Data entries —
---------------

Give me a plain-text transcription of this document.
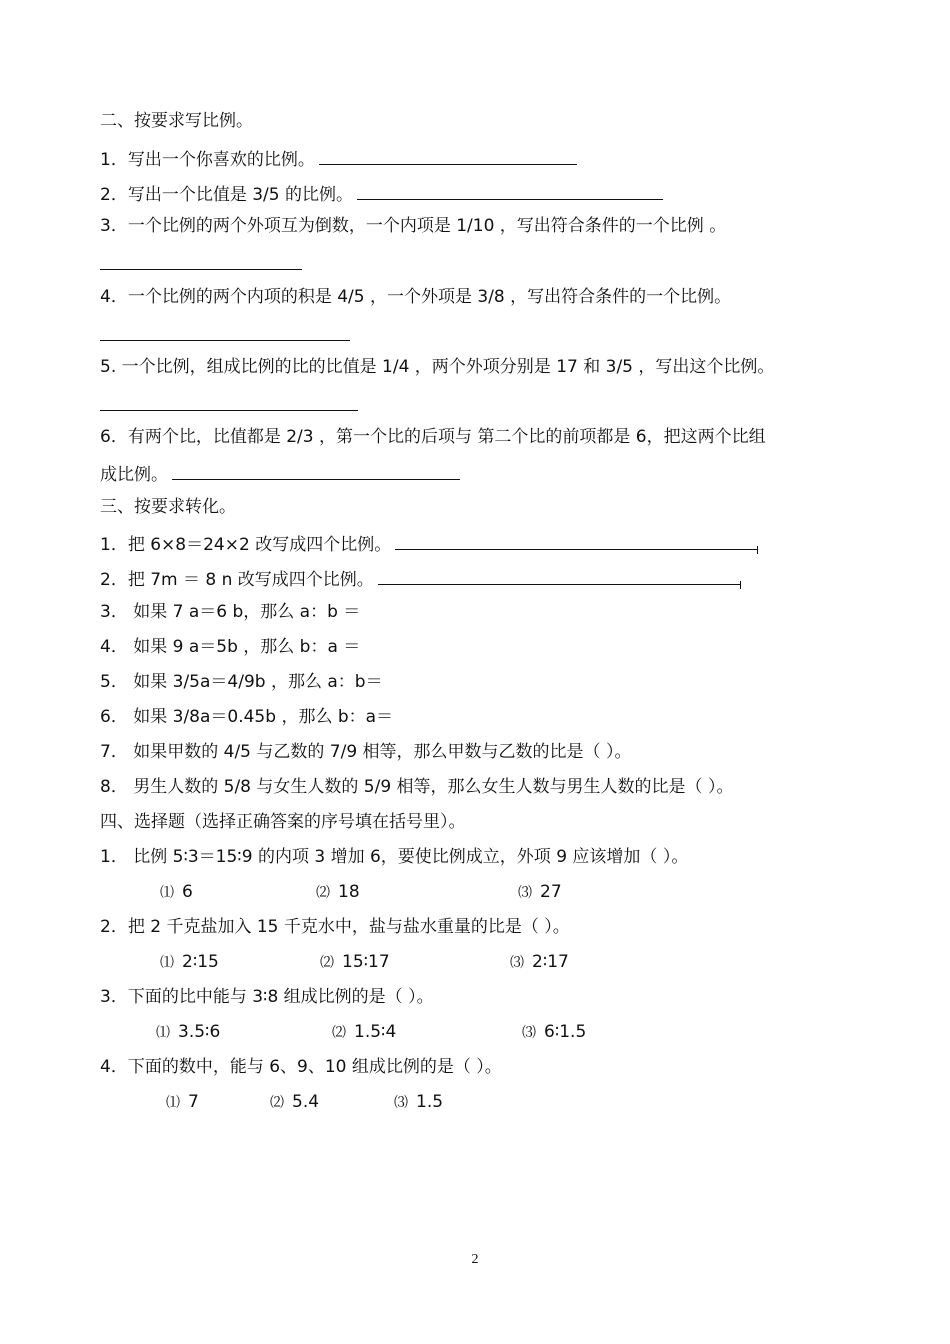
二、按要求写比例。
1．写出一个你喜欢的比例。
2．写出一个比值是 3/5 的比例。
3．一个比例的两个外项互为倒数，一个内项是 1/10 ，写出符合条件的一个比例 。
4．一个比例的两个内项的积是 4/5 ，一个外项是 3/8 ，写出符合条件的一个比例。
5. 一个比例，组成比例的比的比值是 1/4 ，两个外项分别是 17 和 3/5 ，写出这个比例。
6．有两个比，比值都是 2/3 ，第一个比的后项与 第二个比的前项都是 6，把这两个比组
成比例。
三、按要求转化。
1．把 6×8＝24×2 改写成四个比例。
2．把 7m ＝ 8 n 改写成四个比例。
3． 如果 7 a＝6 b，那么 a：b ＝
4． 如果 9 a＝5b ，那么 b：a ＝
5． 如果 3/5a＝4/9b ，那么 a：b＝
6． 如果 3/8a＝0.45b ，那么 b：a＝
7． 如果甲数的 4/5 与乙数的 7/9 相等，那么甲数与乙数的比是（ ）。
8． 男生人数的 5/8 与女生人数的 5/9 相等，那么女生人数与男生人数的比是（ ）。
四、选择题（选择正确答案的序号填在括号里）。
1． 比例 5∶3＝15∶9 的内项 3 增加 6，要使比例成立，外项 9 应该增加（ ）。
⑴ 6	⑵ 18	⑶ 27
2．把 2 千克盐加入 15 千克水中，盐与盐水重量的比是（ ）。
⑴ 2∶15	⑵ 15∶17	⑶ 2∶17
3．下面的比中能与 3∶8 组成比例的是（ ）。
⑴ 3.5∶6	⑵ 1.5∶4	⑶ 6∶1.5
4．下面的数中，能与 6、9、10 组成比例的是（ ）。
⑴ 7	⑵ 5.4	⑶ 1.5
2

---------------

Repeat the data exactly, excluding the pictures.

Give me a plain-text transcription of this document.
二、按要求写比例。
1．写出一个你喜欢的比例。
2．写出一个比值是 3/5 的比例。
3．一个比例的两个外项互为倒数，一个内项是 1/10 ，写出符合条件的一个比例 。
4．一个比例的两个内项的积是 4/5 ，一个外项是 3/8 ，写出符合条件的一个比例。
5. 一个比例，组成比例的比的比值是 1/4 ，两个外项分别是 17 和 3/5 ，写出这个比例。
6．有两个比，比值都是 2/3 ，第一个比的后项与 第二个比的前项都是 6，把这两个比组
成比例。
三、按要求转化。
1．把 6×8＝24×2 改写成四个比例。
2．把 7m ＝ 8 n 改写成四个比例。
3． 如果 7 a＝6 b，那么 a：b ＝
4． 如果 9 a＝5b ，那么 b：a ＝
5． 如果 3/5a＝4/9b ，那么 a：b＝
6． 如果 3/8a＝0.45b ，那么 b：a＝
7． 如果甲数的 4/5 与乙数的 7/9 相等，那么甲数与乙数的比是（ ）。
8． 男生人数的 5/8 与女生人数的 5/9 相等，那么女生人数与男生人数的比是（ ）。
四、选择题（选择正确答案的序号填在括号里）。
1． 比例 5∶3＝15∶9 的内项 3 增加 6，要使比例成立，外项 9 应该增加（ ）。
⑴ 6	⑵ 18	⑶ 27
2．把 2 千克盐加入 15 千克水中，盐与盐水重量的比是（ ）。
⑴ 2∶15	⑵ 15∶17	⑶ 2∶17
3．下面的比中能与 3∶8 组成比例的是（ ）。
⑴ 3.5∶6	⑵ 1.5∶4	⑶ 6∶1.5
4．下面的数中，能与 6、9、10 组成比例的是（ ）。
⑴ 7	⑵ 5.4	⑶ 1.5
2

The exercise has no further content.